**Data entries:**
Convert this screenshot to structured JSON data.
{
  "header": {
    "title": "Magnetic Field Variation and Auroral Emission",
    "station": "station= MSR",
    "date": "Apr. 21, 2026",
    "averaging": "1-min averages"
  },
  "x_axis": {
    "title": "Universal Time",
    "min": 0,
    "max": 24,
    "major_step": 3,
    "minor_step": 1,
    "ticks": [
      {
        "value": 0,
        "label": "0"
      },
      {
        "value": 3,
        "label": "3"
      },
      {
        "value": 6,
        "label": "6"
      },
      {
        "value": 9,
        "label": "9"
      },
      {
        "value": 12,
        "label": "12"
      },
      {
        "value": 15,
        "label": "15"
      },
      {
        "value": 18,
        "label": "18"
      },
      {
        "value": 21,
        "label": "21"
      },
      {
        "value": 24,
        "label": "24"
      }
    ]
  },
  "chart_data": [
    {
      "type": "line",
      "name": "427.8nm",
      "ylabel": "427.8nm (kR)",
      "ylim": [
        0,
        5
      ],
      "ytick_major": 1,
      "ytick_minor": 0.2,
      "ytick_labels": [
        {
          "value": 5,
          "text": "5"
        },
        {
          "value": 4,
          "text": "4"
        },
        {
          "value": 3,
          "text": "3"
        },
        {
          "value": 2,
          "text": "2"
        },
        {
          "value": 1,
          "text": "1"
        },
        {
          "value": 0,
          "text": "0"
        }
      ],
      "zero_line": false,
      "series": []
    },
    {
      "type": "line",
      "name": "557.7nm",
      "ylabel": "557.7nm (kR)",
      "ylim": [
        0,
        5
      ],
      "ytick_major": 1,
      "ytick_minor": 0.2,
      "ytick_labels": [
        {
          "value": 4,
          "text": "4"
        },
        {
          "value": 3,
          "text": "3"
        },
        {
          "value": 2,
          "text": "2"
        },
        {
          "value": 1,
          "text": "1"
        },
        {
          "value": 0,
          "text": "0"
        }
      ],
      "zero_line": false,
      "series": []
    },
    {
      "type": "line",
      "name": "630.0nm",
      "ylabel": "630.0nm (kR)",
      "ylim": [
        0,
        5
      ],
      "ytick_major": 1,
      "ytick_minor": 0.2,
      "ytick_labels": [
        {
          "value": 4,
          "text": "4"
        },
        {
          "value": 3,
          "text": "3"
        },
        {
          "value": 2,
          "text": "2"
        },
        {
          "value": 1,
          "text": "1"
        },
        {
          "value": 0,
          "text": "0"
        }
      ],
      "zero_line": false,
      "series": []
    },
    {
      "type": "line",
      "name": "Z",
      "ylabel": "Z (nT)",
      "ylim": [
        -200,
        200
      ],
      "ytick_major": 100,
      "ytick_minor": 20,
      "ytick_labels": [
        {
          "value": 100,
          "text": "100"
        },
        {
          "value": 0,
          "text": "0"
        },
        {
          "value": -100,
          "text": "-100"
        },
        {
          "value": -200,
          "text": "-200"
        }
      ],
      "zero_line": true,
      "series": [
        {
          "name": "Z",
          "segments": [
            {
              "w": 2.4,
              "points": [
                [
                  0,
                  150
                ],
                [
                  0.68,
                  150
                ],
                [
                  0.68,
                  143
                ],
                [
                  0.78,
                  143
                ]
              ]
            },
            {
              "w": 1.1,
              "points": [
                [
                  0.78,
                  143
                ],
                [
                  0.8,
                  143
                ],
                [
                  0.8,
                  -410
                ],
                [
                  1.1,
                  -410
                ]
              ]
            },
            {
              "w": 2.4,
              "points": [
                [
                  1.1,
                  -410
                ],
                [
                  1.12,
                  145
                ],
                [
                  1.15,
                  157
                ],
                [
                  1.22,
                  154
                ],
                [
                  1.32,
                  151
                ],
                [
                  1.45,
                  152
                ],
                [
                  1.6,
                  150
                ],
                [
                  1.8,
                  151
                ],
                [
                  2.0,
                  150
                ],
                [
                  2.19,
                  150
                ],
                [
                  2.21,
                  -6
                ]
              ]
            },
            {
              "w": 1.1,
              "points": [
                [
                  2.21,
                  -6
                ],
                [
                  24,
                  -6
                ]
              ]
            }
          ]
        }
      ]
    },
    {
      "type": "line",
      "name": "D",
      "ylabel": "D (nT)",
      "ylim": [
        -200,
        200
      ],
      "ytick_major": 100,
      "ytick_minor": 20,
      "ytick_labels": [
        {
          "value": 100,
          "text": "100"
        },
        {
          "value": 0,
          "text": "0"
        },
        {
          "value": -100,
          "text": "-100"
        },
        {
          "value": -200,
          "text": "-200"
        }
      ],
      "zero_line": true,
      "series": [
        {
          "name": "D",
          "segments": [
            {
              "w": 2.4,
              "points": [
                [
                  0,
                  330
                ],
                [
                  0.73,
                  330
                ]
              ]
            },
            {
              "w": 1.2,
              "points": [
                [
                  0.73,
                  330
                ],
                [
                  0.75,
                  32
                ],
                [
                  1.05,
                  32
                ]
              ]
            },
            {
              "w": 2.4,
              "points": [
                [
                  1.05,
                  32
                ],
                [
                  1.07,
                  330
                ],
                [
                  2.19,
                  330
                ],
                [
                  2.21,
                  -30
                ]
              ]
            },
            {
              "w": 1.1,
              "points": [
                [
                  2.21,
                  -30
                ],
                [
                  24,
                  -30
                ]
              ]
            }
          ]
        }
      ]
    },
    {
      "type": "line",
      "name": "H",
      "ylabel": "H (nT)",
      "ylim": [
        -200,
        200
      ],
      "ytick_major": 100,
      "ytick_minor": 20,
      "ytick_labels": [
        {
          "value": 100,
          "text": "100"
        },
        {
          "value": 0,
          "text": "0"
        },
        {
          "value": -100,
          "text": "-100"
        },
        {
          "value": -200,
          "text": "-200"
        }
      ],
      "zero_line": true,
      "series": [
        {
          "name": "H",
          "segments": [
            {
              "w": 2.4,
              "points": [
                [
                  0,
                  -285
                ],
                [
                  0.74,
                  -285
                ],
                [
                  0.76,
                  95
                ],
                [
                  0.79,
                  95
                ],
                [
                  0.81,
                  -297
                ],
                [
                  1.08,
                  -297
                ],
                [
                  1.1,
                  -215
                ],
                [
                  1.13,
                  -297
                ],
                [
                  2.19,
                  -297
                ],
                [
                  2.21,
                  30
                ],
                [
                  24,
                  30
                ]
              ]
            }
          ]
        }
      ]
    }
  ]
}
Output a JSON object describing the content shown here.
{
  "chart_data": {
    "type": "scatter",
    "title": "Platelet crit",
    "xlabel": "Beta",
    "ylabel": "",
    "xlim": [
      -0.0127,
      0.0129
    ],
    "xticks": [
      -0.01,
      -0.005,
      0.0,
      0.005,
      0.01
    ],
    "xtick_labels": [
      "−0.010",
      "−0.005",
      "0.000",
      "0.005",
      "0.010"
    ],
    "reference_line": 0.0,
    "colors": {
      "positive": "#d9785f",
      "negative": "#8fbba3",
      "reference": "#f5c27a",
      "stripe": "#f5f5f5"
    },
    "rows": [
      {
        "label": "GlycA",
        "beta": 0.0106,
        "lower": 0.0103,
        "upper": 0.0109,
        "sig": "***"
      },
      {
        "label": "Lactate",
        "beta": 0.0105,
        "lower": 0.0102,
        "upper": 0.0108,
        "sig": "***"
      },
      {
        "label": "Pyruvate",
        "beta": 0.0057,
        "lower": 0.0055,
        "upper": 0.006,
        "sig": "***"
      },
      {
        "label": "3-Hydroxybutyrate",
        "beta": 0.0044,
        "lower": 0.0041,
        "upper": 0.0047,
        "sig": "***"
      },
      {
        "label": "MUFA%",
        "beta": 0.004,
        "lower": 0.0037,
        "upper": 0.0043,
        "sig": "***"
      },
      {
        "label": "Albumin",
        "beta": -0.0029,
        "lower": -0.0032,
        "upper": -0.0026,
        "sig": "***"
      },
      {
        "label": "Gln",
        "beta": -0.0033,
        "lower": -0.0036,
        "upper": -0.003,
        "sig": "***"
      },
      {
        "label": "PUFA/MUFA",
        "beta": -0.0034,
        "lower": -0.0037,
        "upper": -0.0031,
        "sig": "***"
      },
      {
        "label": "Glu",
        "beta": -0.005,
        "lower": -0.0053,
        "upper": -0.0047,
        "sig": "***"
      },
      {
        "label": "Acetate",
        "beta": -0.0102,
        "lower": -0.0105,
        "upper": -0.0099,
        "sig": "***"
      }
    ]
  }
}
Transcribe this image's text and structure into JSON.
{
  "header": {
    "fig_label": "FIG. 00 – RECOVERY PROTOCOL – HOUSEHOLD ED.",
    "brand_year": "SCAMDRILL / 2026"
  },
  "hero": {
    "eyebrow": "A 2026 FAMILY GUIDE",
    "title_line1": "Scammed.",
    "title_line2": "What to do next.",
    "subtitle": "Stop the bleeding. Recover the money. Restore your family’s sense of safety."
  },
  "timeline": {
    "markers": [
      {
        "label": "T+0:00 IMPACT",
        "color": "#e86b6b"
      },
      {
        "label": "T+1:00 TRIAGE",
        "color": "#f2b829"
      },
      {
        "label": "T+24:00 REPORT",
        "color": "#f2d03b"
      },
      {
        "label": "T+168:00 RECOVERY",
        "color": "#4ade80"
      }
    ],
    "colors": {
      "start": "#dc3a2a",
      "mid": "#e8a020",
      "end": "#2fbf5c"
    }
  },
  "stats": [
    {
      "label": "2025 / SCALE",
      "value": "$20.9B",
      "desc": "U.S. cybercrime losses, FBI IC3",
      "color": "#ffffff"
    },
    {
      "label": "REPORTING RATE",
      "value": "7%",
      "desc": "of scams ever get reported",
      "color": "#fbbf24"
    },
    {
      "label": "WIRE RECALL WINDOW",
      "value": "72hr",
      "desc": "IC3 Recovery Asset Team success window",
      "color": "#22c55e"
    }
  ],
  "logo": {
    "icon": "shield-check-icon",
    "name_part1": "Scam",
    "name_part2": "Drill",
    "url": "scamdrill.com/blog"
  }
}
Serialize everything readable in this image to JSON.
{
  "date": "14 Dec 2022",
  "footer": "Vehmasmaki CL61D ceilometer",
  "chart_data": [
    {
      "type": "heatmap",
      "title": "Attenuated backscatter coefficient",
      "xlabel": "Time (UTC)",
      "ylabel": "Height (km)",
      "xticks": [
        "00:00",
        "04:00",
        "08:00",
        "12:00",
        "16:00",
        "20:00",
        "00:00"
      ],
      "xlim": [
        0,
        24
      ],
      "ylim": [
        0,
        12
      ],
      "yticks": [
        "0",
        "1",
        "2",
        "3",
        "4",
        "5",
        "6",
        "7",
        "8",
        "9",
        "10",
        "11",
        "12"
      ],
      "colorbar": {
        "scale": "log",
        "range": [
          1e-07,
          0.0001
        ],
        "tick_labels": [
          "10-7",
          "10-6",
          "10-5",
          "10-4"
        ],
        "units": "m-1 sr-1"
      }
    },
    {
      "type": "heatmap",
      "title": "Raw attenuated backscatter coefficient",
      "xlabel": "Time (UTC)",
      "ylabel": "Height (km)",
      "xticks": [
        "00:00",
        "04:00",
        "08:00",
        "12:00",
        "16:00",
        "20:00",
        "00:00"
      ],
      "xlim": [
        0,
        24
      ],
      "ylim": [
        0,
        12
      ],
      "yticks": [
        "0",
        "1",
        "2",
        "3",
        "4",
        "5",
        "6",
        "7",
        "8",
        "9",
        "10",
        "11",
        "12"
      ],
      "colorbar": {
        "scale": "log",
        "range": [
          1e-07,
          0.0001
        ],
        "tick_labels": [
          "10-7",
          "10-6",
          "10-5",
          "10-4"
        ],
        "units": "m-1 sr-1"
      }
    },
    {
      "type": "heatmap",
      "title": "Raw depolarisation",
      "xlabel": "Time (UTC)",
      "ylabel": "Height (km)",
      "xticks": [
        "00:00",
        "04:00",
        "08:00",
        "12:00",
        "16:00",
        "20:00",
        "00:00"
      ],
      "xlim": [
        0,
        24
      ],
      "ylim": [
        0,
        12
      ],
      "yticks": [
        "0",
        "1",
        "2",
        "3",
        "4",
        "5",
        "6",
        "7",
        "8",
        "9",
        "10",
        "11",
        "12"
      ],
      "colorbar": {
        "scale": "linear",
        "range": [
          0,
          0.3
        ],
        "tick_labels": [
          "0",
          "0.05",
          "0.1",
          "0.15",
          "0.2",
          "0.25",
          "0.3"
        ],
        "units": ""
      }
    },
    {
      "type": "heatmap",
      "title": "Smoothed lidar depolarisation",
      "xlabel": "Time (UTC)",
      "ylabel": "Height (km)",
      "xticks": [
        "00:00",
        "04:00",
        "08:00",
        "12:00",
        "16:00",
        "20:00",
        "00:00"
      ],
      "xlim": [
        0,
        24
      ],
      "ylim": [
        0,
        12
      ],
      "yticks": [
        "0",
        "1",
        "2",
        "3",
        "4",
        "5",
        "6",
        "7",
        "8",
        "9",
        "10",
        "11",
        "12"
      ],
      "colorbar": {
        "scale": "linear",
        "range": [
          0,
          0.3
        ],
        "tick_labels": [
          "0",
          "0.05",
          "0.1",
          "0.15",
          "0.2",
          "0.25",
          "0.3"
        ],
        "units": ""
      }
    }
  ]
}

**Exercise instructions:** Gather all lines of the records that include the word "JSON".

**Written answer:**
Convert this screenshot to structured JSON data.
Output a JSON object describing the content shown here.
Transcribe this image's text and structure into JSON.
Serialize everything readable in this image to JSON.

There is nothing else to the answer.